Set exercise:
Of all the lines in these entries, how many contain the string "site"? Give only that count.
• • •
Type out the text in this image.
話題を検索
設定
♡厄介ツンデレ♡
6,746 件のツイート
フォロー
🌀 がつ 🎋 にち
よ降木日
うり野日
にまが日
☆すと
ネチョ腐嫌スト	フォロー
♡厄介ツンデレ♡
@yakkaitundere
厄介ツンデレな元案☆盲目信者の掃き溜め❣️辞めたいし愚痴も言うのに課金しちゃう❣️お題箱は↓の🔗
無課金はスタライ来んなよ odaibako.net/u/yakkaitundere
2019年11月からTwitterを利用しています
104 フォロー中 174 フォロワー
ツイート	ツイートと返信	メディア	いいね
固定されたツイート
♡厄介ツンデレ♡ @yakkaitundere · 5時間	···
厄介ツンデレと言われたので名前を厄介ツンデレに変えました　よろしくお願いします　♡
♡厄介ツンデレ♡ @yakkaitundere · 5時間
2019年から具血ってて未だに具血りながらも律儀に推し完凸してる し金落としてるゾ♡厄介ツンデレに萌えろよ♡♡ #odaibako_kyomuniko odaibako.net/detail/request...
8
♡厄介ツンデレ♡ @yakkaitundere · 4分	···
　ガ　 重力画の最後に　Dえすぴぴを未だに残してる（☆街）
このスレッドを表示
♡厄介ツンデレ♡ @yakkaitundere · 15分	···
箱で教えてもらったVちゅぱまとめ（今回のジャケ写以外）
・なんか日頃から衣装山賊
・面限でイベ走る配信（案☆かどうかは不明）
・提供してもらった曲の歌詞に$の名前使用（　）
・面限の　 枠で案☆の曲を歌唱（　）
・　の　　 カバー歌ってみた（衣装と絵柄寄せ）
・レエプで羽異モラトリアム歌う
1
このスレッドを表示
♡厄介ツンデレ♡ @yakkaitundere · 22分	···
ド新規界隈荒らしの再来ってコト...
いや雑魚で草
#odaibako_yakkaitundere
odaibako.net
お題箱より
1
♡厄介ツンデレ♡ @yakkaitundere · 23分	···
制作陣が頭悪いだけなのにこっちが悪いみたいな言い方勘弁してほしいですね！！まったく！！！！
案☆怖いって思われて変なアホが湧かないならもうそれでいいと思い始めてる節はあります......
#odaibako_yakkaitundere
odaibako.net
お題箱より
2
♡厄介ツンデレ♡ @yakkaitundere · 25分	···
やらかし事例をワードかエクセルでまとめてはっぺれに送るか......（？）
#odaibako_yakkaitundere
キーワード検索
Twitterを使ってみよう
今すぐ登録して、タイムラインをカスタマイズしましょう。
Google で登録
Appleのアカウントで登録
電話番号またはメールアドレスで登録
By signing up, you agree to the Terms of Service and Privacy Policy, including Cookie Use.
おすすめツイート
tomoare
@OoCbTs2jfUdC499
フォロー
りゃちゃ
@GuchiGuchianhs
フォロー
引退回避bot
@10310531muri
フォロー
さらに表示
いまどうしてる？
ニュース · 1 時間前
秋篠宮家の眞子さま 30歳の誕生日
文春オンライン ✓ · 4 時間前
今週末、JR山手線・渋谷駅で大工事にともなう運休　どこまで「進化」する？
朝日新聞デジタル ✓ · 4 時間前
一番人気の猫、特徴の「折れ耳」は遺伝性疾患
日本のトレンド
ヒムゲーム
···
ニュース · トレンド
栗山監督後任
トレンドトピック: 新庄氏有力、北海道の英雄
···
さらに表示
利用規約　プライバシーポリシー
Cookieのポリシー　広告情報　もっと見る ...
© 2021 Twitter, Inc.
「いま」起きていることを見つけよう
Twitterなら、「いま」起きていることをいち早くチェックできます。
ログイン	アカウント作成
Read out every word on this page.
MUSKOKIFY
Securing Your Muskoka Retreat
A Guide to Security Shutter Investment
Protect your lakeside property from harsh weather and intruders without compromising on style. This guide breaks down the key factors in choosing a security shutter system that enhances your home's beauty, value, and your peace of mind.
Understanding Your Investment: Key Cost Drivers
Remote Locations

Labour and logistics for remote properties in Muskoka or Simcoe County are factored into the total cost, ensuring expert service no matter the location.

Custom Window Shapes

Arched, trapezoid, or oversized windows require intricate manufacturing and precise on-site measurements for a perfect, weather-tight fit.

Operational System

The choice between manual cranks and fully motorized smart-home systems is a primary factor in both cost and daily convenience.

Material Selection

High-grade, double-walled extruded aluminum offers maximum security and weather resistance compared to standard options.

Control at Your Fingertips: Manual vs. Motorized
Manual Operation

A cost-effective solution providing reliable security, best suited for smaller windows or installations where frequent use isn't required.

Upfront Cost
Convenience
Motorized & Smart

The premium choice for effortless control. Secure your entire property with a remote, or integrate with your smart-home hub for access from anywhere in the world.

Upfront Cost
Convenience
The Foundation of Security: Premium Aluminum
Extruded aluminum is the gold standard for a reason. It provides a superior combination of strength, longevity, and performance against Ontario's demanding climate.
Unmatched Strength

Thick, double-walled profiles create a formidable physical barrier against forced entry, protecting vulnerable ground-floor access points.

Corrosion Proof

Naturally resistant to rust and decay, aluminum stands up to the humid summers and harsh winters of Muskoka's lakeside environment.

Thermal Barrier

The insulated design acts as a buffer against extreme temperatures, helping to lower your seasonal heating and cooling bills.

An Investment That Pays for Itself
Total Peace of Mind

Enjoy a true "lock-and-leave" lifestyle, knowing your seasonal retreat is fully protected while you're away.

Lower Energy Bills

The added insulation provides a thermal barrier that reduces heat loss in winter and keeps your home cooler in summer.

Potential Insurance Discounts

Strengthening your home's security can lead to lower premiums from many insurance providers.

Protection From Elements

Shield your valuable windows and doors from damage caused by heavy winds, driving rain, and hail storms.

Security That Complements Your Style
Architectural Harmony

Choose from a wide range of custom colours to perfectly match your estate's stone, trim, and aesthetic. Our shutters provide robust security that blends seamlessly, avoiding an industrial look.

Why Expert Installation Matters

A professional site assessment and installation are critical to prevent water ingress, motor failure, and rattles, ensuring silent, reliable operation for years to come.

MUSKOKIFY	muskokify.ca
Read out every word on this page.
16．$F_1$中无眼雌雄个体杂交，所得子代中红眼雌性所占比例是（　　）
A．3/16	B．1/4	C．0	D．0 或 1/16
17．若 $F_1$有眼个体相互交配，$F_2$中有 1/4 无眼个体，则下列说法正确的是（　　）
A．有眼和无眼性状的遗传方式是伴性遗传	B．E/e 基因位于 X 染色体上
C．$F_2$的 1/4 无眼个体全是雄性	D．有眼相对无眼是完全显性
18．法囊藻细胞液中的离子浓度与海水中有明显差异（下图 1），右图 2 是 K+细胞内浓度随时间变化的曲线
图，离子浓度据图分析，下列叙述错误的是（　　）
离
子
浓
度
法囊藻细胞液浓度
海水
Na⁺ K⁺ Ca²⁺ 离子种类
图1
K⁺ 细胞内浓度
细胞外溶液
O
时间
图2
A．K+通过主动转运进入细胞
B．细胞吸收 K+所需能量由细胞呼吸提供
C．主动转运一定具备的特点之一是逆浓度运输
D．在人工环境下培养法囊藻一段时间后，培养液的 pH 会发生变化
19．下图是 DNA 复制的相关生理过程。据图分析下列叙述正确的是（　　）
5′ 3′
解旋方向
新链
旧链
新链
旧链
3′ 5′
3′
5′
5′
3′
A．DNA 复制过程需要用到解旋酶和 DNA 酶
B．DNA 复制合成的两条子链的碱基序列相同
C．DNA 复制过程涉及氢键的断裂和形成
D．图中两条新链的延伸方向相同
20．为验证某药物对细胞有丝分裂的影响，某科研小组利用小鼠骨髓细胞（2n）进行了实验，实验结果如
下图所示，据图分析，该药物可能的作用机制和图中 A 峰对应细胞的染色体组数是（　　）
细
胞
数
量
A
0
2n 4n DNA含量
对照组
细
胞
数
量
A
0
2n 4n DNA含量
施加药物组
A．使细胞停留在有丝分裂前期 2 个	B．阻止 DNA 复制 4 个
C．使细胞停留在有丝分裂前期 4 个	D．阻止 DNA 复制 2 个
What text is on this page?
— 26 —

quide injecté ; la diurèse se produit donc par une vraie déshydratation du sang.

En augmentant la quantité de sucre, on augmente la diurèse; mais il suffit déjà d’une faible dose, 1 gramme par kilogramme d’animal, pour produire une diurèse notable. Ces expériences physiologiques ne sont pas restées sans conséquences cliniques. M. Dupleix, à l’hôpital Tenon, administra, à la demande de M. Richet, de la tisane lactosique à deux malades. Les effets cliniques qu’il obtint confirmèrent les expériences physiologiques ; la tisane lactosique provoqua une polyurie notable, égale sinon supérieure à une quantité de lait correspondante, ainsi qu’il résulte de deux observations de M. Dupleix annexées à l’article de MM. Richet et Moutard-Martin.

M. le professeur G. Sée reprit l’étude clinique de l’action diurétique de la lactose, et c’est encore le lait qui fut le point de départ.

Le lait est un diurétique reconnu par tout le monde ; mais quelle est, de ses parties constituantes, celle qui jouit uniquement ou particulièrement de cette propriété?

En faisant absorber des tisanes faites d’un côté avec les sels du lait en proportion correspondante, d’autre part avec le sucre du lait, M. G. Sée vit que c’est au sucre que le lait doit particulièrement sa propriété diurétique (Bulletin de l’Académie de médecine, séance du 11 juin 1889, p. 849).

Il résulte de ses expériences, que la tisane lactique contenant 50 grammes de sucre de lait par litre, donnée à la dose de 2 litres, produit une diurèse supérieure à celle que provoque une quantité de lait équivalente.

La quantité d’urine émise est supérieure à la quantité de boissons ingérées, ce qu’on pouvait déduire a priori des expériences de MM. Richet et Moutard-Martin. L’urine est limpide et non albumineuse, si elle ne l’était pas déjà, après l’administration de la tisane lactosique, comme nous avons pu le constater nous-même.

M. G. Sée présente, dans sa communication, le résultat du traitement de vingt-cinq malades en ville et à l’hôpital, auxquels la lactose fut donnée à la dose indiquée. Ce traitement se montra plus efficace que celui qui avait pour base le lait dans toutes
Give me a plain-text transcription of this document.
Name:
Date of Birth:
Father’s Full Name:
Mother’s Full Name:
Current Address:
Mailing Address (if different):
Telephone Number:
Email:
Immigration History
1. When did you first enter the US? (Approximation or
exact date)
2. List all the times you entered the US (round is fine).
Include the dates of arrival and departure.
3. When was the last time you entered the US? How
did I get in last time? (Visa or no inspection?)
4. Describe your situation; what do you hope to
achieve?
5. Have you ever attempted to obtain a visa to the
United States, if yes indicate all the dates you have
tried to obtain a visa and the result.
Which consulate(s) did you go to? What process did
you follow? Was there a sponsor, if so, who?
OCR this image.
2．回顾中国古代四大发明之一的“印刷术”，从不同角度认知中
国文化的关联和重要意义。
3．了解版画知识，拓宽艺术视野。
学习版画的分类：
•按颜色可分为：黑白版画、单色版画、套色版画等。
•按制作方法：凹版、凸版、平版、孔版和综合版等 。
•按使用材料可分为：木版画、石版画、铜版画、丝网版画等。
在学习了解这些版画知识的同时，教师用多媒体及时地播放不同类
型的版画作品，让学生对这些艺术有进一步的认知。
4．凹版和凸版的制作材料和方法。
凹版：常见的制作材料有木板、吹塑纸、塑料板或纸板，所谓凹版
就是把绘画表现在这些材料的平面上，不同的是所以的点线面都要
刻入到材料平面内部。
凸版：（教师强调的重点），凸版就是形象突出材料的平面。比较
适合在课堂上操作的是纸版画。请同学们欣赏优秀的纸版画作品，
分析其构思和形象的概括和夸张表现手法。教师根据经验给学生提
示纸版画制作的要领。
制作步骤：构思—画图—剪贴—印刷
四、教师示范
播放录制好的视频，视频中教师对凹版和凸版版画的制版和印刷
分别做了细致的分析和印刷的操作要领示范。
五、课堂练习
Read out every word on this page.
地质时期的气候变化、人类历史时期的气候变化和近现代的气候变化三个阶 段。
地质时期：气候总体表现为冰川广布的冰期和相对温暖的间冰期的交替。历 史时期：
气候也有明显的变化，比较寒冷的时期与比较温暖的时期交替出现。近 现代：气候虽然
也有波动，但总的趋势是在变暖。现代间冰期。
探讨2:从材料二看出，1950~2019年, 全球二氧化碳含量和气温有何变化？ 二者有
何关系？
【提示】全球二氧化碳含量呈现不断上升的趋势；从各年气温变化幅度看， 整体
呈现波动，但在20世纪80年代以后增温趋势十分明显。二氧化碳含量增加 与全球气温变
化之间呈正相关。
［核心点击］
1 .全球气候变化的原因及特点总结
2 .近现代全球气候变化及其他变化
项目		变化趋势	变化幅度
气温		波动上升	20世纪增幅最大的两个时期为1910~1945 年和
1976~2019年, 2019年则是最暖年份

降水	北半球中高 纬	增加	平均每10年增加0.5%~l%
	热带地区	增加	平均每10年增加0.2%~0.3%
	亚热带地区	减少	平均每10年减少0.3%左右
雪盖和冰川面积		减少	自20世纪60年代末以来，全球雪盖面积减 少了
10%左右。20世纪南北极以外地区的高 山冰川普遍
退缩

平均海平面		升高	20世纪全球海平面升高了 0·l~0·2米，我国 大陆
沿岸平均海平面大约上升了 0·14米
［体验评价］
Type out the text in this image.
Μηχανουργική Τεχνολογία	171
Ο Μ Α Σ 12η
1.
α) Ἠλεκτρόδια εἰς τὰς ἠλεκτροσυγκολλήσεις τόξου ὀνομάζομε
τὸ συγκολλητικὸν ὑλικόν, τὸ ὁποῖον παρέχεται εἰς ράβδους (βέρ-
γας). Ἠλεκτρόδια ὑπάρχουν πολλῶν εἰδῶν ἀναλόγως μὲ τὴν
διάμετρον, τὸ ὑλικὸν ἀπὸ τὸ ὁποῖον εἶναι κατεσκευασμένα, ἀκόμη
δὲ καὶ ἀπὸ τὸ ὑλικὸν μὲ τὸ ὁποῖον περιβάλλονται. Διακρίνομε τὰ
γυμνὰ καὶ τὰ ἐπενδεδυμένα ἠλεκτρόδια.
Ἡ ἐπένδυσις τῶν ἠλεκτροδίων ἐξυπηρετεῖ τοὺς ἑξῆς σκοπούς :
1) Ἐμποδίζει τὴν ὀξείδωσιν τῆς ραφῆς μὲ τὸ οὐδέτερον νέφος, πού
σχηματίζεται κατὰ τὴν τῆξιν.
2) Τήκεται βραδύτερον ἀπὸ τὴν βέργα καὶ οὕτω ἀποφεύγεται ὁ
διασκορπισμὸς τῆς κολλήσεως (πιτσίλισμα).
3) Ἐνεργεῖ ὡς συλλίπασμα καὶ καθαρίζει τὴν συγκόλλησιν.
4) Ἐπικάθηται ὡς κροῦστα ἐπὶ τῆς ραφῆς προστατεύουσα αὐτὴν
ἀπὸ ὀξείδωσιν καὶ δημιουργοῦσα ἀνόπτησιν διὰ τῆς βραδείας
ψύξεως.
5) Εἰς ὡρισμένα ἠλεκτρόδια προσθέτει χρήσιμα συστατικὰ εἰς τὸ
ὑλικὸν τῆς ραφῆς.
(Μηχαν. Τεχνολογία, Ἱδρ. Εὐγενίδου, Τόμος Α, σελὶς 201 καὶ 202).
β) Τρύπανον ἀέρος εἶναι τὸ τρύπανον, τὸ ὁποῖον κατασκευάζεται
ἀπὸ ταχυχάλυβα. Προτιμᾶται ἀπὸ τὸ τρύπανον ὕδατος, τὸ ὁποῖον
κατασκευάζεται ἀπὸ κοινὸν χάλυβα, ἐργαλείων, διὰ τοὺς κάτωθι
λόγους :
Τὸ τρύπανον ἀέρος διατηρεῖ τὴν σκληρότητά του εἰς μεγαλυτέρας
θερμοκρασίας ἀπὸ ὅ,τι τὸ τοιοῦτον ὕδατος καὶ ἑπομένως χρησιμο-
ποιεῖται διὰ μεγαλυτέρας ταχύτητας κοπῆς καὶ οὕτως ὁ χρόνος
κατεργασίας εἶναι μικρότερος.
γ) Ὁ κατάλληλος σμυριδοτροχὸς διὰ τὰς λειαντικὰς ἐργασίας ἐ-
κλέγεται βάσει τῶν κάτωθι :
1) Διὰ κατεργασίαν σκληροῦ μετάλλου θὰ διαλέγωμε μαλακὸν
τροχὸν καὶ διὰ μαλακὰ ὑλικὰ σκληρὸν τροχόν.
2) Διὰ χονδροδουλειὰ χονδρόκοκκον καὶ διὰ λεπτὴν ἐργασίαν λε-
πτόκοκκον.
• • •
Solution for this problem:
2